[Work instructions]:
All lines featuring the string "根据乡党委" are to be listed.

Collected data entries
__________________________________________________

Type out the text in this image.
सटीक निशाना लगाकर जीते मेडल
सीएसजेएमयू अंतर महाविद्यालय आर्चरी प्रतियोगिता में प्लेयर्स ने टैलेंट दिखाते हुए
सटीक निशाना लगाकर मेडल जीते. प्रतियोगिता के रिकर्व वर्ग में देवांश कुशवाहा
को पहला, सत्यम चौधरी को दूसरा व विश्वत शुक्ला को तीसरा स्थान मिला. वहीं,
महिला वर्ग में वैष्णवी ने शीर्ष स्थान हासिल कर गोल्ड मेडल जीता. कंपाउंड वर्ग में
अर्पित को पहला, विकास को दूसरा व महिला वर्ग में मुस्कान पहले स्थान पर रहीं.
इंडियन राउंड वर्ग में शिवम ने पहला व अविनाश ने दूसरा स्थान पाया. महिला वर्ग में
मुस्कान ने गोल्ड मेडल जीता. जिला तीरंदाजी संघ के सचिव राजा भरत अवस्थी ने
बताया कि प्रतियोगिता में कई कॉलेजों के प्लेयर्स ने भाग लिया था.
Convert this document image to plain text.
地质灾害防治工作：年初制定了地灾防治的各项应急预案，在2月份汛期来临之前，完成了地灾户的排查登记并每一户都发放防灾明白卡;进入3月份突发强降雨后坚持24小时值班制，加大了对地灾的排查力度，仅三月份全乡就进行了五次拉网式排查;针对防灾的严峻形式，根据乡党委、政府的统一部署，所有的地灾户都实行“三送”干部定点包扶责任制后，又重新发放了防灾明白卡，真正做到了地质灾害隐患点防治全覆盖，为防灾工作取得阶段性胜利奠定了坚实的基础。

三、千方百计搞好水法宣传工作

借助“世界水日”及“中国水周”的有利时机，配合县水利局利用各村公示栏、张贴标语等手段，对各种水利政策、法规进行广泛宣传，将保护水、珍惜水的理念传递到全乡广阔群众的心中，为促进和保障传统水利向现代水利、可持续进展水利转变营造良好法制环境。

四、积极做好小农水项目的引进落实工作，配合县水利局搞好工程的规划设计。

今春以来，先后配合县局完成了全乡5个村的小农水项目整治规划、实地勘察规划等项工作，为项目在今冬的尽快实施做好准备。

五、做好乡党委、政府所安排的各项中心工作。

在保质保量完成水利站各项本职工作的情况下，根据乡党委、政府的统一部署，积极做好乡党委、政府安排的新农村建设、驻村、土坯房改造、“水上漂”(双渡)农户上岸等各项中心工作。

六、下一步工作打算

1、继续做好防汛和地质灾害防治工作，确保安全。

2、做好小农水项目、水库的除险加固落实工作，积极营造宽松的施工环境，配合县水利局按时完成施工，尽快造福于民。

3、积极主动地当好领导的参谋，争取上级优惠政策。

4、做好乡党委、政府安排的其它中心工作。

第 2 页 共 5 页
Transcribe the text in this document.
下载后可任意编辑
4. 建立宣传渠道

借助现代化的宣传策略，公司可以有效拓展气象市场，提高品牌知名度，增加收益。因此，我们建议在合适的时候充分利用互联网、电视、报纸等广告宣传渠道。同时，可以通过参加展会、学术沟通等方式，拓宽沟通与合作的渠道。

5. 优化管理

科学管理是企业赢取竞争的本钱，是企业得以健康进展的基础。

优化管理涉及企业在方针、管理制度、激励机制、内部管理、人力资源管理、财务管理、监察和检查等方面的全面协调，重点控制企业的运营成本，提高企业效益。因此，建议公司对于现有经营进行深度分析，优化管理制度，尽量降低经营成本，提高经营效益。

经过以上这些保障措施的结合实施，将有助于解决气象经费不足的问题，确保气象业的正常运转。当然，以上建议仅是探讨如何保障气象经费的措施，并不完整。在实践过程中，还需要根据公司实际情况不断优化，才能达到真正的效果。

__________________________________________________

[Expected answer]:
地质灾害防治工作：年初制定了地灾防治的各项应急预案，在2月份汛期来临之前，完成了地灾户的排查登记并每一户都发放防灾明白卡;进入3月份突发强降雨后坚持24小时值班制，加大了对地灾的排查力度，仅三月份全乡就进行了五次拉网式排查;针对防灾的严峻形式，根据乡党委、政府的统一部署，所有的地灾户都实行“三送”干部定点包扶责任制后，又重新发放了防灾明白卡，真正做到了地质灾害隐患点防治全覆盖，为防灾工作取得阶段性胜利奠定了坚实的基础。
在保质保量完成水利站各项本职工作的情况下，根据乡党委、政府的统一部署，积极做好乡党委、政府安排的新农村建设、驻村、土坯房改造、“水上漂”(双渡)农户上岸等各项中心工作。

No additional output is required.